Dataset entries on figures

begin

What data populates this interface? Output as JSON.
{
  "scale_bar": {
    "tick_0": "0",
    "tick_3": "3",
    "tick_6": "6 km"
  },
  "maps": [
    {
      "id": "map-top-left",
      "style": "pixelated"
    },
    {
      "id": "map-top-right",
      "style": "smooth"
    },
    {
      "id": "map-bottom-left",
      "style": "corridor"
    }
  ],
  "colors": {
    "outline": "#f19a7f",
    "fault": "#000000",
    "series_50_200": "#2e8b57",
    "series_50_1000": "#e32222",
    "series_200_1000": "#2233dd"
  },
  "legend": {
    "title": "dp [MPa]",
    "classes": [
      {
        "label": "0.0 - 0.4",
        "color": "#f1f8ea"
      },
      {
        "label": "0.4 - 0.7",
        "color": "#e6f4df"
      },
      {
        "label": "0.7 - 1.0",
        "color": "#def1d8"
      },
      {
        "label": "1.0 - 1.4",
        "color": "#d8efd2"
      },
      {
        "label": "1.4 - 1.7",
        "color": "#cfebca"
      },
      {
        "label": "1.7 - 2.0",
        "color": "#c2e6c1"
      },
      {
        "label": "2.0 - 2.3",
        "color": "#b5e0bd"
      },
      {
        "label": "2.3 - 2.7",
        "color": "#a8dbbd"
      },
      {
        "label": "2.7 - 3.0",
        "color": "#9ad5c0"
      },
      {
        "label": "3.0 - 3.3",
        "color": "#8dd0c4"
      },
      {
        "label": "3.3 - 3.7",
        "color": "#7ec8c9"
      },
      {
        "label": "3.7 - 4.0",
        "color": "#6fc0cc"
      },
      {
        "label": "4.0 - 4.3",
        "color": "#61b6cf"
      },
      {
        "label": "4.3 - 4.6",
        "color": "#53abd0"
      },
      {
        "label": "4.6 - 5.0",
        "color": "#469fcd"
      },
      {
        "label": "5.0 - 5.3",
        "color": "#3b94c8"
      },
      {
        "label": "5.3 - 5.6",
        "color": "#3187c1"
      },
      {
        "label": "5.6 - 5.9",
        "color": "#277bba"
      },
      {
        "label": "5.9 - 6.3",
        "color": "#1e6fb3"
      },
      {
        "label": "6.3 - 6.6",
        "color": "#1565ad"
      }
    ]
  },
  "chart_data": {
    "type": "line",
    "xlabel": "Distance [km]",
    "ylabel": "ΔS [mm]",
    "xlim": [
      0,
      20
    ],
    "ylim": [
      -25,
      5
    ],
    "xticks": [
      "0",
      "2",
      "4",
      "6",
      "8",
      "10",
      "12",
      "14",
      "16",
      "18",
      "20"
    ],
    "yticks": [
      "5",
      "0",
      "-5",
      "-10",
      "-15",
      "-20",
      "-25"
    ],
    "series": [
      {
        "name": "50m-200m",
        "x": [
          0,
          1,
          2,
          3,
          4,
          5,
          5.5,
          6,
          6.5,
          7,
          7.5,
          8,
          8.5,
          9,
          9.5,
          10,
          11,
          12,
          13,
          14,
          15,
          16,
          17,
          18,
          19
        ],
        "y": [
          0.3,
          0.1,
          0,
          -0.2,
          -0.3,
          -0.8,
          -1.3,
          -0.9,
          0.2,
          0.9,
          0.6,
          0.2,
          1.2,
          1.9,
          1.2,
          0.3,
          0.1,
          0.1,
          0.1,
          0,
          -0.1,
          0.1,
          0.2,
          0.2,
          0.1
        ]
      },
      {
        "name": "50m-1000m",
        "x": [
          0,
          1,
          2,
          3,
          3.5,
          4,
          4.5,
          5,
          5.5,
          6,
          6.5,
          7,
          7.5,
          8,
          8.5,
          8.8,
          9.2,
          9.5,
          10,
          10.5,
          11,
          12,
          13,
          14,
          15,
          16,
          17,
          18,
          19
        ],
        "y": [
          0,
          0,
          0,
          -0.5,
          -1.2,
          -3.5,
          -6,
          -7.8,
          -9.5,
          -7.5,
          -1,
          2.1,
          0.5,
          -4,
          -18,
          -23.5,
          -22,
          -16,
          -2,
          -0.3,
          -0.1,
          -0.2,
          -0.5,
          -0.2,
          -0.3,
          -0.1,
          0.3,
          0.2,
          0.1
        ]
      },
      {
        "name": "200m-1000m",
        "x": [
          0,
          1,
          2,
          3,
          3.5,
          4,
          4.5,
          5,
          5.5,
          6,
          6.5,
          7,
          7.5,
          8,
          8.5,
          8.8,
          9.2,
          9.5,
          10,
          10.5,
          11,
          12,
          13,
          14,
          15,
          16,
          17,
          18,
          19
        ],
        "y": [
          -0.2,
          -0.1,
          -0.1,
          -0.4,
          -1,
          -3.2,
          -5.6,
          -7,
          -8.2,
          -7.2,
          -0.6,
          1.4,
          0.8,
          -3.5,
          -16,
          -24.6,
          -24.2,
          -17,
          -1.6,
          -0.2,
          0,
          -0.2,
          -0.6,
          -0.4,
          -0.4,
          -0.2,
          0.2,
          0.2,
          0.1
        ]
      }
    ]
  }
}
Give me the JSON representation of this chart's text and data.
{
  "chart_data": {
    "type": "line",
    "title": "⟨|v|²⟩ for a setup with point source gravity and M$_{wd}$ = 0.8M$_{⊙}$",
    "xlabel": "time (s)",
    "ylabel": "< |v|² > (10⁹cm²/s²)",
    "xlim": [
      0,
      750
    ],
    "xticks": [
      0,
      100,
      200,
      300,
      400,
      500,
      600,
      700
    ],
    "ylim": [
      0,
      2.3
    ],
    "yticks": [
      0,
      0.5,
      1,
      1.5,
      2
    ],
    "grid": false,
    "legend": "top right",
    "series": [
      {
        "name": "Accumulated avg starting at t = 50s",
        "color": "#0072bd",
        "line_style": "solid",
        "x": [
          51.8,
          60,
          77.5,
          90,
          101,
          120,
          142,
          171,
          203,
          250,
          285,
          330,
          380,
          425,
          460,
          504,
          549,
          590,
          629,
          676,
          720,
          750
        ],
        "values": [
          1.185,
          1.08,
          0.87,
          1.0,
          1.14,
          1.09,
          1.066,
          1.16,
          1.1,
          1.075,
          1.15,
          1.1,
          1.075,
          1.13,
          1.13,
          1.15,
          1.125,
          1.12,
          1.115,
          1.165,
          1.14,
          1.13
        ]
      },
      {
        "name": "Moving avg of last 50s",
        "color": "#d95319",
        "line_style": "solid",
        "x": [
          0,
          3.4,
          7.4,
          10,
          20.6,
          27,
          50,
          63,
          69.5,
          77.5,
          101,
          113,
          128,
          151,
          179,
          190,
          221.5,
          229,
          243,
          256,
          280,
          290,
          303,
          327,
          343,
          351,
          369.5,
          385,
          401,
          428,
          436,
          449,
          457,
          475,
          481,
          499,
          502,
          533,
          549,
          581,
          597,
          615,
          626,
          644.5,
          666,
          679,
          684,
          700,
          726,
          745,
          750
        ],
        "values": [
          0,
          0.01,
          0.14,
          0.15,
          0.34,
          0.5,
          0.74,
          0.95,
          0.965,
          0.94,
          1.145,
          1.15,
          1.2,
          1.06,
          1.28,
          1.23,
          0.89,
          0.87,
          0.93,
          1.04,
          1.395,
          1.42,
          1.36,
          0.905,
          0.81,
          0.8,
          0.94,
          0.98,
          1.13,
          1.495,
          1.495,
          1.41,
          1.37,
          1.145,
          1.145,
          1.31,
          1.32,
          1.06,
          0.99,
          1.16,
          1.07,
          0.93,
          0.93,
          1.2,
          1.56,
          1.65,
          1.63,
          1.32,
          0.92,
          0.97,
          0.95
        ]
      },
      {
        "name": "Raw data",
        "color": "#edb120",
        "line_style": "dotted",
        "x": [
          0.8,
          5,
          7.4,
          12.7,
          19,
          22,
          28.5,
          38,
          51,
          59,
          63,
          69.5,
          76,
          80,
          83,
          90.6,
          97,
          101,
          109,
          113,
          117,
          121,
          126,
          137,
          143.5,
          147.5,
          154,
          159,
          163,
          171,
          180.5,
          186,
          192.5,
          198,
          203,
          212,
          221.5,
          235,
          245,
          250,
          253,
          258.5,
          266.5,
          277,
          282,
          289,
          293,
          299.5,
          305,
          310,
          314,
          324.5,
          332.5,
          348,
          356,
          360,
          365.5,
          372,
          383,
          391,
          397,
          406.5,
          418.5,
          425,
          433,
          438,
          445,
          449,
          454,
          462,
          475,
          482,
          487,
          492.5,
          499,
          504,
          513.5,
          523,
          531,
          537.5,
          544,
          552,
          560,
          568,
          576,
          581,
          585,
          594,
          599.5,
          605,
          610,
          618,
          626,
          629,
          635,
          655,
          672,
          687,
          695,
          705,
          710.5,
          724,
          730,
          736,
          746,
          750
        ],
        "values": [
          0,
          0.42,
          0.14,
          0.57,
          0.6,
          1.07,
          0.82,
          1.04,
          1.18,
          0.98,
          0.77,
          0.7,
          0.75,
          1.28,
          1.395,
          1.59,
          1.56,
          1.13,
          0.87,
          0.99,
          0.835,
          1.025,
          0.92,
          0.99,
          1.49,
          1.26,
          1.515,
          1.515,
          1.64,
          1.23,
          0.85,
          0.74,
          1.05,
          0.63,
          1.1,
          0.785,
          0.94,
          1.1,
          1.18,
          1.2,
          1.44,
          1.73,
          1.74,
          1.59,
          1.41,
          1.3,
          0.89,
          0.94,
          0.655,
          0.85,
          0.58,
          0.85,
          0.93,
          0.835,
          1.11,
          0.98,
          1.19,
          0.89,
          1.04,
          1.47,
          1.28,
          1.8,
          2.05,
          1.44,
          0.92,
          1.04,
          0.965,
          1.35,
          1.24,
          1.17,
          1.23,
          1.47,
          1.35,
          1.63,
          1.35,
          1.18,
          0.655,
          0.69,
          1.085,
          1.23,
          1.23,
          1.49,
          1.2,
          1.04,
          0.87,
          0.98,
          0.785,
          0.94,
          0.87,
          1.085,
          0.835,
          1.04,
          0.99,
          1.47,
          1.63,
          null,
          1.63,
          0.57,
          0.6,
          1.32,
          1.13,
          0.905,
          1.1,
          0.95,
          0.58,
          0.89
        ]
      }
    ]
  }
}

end

_WHAT TO WORK ON_:
Search the data above for the string "title" and return every line that has it.

_OUTPUT_:
    "title": "dp [MPa]",
    "title": "⟨|v|²⟩ for a setup with point source gravity and M$_{wd}$ = 0.8M$_{⊙}$",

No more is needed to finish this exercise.